Repeat the full listing, word for word.
** start of Exercise inputs **
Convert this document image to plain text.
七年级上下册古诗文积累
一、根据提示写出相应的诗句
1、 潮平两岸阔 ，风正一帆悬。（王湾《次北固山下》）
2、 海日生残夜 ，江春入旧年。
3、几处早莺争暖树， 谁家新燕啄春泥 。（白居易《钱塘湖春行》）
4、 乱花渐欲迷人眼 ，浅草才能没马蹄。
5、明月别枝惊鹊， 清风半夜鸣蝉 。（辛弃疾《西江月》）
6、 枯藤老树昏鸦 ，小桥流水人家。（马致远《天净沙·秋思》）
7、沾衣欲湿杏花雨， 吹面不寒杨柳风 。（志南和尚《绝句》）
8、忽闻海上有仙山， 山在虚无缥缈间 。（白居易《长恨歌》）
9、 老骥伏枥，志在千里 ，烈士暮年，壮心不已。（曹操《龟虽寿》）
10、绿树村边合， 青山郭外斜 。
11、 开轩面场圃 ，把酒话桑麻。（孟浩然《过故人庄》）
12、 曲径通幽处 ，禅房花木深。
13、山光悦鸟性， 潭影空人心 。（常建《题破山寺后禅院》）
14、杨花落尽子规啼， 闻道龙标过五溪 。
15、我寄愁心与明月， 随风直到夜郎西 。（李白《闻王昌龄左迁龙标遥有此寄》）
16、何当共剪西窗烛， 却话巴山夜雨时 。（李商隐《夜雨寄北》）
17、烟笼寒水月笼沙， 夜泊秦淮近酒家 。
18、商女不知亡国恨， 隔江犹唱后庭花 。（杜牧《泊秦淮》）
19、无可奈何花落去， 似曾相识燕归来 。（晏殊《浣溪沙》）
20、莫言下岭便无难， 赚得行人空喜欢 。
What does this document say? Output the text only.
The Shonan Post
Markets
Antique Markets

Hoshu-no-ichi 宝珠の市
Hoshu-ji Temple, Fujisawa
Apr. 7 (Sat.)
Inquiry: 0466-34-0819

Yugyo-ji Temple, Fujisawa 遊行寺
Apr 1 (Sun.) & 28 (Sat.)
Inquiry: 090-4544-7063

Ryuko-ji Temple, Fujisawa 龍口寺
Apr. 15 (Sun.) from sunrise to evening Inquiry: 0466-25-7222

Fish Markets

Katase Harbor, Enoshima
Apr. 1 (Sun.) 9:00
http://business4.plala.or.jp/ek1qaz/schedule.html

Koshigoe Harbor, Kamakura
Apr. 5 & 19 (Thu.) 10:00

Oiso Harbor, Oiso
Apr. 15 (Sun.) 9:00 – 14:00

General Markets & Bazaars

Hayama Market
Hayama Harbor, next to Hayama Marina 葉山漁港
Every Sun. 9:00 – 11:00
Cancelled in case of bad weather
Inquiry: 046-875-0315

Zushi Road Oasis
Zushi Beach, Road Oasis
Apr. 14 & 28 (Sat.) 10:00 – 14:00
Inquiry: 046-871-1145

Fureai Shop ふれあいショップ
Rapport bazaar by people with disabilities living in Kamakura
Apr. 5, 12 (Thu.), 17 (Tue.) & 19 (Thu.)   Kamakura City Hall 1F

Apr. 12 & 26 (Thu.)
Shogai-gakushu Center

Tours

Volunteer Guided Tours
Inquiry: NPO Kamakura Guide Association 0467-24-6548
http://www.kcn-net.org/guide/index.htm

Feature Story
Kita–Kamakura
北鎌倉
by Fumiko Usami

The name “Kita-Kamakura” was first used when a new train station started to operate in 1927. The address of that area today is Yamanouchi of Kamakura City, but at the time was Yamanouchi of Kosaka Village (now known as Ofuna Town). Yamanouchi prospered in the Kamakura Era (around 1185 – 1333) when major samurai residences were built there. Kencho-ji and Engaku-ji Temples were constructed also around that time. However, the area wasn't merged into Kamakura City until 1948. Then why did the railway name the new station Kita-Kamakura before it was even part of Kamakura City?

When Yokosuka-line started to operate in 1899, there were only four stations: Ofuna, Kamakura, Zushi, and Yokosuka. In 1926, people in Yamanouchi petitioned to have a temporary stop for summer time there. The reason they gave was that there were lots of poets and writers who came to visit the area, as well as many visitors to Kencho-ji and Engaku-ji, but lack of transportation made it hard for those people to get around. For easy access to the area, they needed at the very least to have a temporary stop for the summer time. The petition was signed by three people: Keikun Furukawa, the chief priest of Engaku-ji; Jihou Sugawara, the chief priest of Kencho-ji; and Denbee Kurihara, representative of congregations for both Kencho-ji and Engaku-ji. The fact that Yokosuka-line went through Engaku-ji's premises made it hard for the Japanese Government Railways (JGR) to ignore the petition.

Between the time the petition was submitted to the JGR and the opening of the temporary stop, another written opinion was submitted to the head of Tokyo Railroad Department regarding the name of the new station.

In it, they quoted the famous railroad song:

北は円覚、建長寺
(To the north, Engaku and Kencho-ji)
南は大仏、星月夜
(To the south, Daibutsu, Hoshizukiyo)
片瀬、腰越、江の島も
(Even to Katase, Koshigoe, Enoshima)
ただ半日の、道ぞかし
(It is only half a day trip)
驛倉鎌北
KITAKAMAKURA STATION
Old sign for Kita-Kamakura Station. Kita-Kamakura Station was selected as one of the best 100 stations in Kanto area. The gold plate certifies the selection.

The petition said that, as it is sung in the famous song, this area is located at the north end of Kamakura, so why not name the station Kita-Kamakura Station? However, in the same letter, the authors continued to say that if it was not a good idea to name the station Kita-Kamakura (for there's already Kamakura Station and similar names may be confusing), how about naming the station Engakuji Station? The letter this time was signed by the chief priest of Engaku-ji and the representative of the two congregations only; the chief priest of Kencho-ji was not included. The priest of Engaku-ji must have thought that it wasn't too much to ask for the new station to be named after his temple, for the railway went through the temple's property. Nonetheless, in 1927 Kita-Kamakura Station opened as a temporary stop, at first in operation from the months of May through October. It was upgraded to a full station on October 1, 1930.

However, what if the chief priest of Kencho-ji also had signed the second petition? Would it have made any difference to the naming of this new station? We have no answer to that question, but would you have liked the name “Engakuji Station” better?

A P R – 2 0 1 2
** end of Exercise inputs **
Response:
Convert this document image to plain text.
七年级上下册古诗文积累
一、根据提示写出相应的诗句
1、 潮平两岸阔 ，风正一帆悬。（王湾《次北固山下》）
2、 海日生残夜 ，江春入旧年。
3、几处早莺争暖树， 谁家新燕啄春泥 。（白居易《钱塘湖春行》）
4、 乱花渐欲迷人眼 ，浅草才能没马蹄。
5、明月别枝惊鹊， 清风半夜鸣蝉 。（辛弃疾《西江月》）
6、 枯藤老树昏鸦 ，小桥流水人家。（马致远《天净沙·秋思》）
7、沾衣欲湿杏花雨， 吹面不寒杨柳风 。（志南和尚《绝句》）
8、忽闻海上有仙山， 山在虚无缥缈间 。（白居易《长恨歌》）
9、 老骥伏枥，志在千里 ，烈士暮年，壮心不已。（曹操《龟虽寿》）
10、绿树村边合， 青山郭外斜 。
11、 开轩面场圃 ，把酒话桑麻。（孟浩然《过故人庄》）
12、 曲径通幽处 ，禅房花木深。
13、山光悦鸟性， 潭影空人心 。（常建《题破山寺后禅院》）
14、杨花落尽子规啼， 闻道龙标过五溪 。
15、我寄愁心与明月， 随风直到夜郎西 。（李白《闻王昌龄左迁龙标遥有此寄》）
16、何当共剪西窗烛， 却话巴山夜雨时 。（李商隐《夜雨寄北》）
17、烟笼寒水月笼沙， 夜泊秦淮近酒家 。
18、商女不知亡国恨， 隔江犹唱后庭花 。（杜牧《泊秦淮》）
19、无可奈何花落去， 似曾相识燕归来 。（晏殊《浣溪沙》）
20、莫言下岭便无难， 赚得行人空喜欢 。
What does this document say? Output the text only.
The Shonan Post
Markets
Antique Markets

Hoshu-no-ichi 宝珠の市
Hoshu-ji Temple, Fujisawa
Apr. 7 (Sat.)
Inquiry: 0466-34-0819

Yugyo-ji Temple, Fujisawa 遊行寺
Apr 1 (Sun.) & 28 (Sat.)
Inquiry: 090-4544-7063

Ryuko-ji Temple, Fujisawa 龍口寺
Apr. 15 (Sun.) from sunrise to evening Inquiry: 0466-25-7222

Fish Markets

Katase Harbor, Enoshima
Apr. 1 (Sun.) 9:00
http://business4.plala.or.jp/ek1qaz/schedule.html

Koshigoe Harbor, Kamakura
Apr. 5 & 19 (Thu.) 10:00

Oiso Harbor, Oiso
Apr. 15 (Sun.) 9:00 – 14:00

General Markets & Bazaars

Hayama Market
Hayama Harbor, next to Hayama Marina 葉山漁港
Every Sun. 9:00 – 11:00
Cancelled in case of bad weather
Inquiry: 046-875-0315

Zushi Road Oasis
Zushi Beach, Road Oasis
Apr. 14 & 28 (Sat.) 10:00 – 14:00
Inquiry: 046-871-1145

Fureai Shop ふれあいショップ
Rapport bazaar by people with disabilities living in Kamakura
Apr. 5, 12 (Thu.), 17 (Tue.) & 19 (Thu.)   Kamakura City Hall 1F

Apr. 12 & 26 (Thu.)
Shogai-gakushu Center

Tours

Volunteer Guided Tours
Inquiry: NPO Kamakura Guide Association 0467-24-6548
http://www.kcn-net.org/guide/index.htm

Feature Story
Kita–Kamakura
北鎌倉
by Fumiko Usami

The name “Kita-Kamakura” was first used when a new train station started to operate in 1927. The address of that area today is Yamanouchi of Kamakura City, but at the time was Yamanouchi of Kosaka Village (now known as Ofuna Town). Yamanouchi prospered in the Kamakura Era (around 1185 – 1333) when major samurai residences were built there. Kencho-ji and Engaku-ji Temples were constructed also around that time. However, the area wasn't merged into Kamakura City until 1948. Then why did the railway name the new station Kita-Kamakura before it was even part of Kamakura City?

When Yokosuka-line started to operate in 1899, there were only four stations: Ofuna, Kamakura, Zushi, and Yokosuka. In 1926, people in Yamanouchi petitioned to have a temporary stop for summer time there. The reason they gave was that there were lots of poets and writers who came to visit the area, as well as many visitors to Kencho-ji and Engaku-ji, but lack of transportation made it hard for those people to get around. For easy access to the area, they needed at the very least to have a temporary stop for the summer time. The petition was signed by three people: Keikun Furukawa, the chief priest of Engaku-ji; Jihou Sugawara, the chief priest of Kencho-ji; and Denbee Kurihara, representative of congregations for both Kencho-ji and Engaku-ji. The fact that Yokosuka-line went through Engaku-ji's premises made it hard for the Japanese Government Railways (JGR) to ignore the petition.

Between the time the petition was submitted to the JGR and the opening of the temporary stop, another written opinion was submitted to the head of Tokyo Railroad Department regarding the name of the new station.

In it, they quoted the famous railroad song:

北は円覚、建長寺
(To the north, Engaku and Kencho-ji)
南は大仏、星月夜
(To the south, Daibutsu, Hoshizukiyo)
片瀬、腰越、江の島も
(Even to Katase, Koshigoe, Enoshima)
ただ半日の、道ぞかし
(It is only half a day trip)
驛倉鎌北
KITAKAMAKURA STATION
Old sign for Kita-Kamakura Station. Kita-Kamakura Station was selected as one of the best 100 stations in Kanto area. The gold plate certifies the selection.

The petition said that, as it is sung in the famous song, this area is located at the north end of Kamakura, so why not name the station Kita-Kamakura Station? However, in the same letter, the authors continued to say that if it was not a good idea to name the station Kita-Kamakura (for there's already Kamakura Station and similar names may be confusing), how about naming the station Engakuji Station? The letter this time was signed by the chief priest of Engaku-ji and the representative of the two congregations only; the chief priest of Kencho-ji was not included. The priest of Engaku-ji must have thought that it wasn't too much to ask for the new station to be named after his temple, for the railway went through the temple's property. Nonetheless, in 1927 Kita-Kamakura Station opened as a temporary stop, at first in operation from the months of May through October. It was upgraded to a full station on October 1, 1930.

However, what if the chief priest of Kencho-ji also had signed the second petition? Would it have made any difference to the naming of this new station? We have no answer to that question, but would you have liked the name “Engakuji Station” better?

A P R – 2 0 1 2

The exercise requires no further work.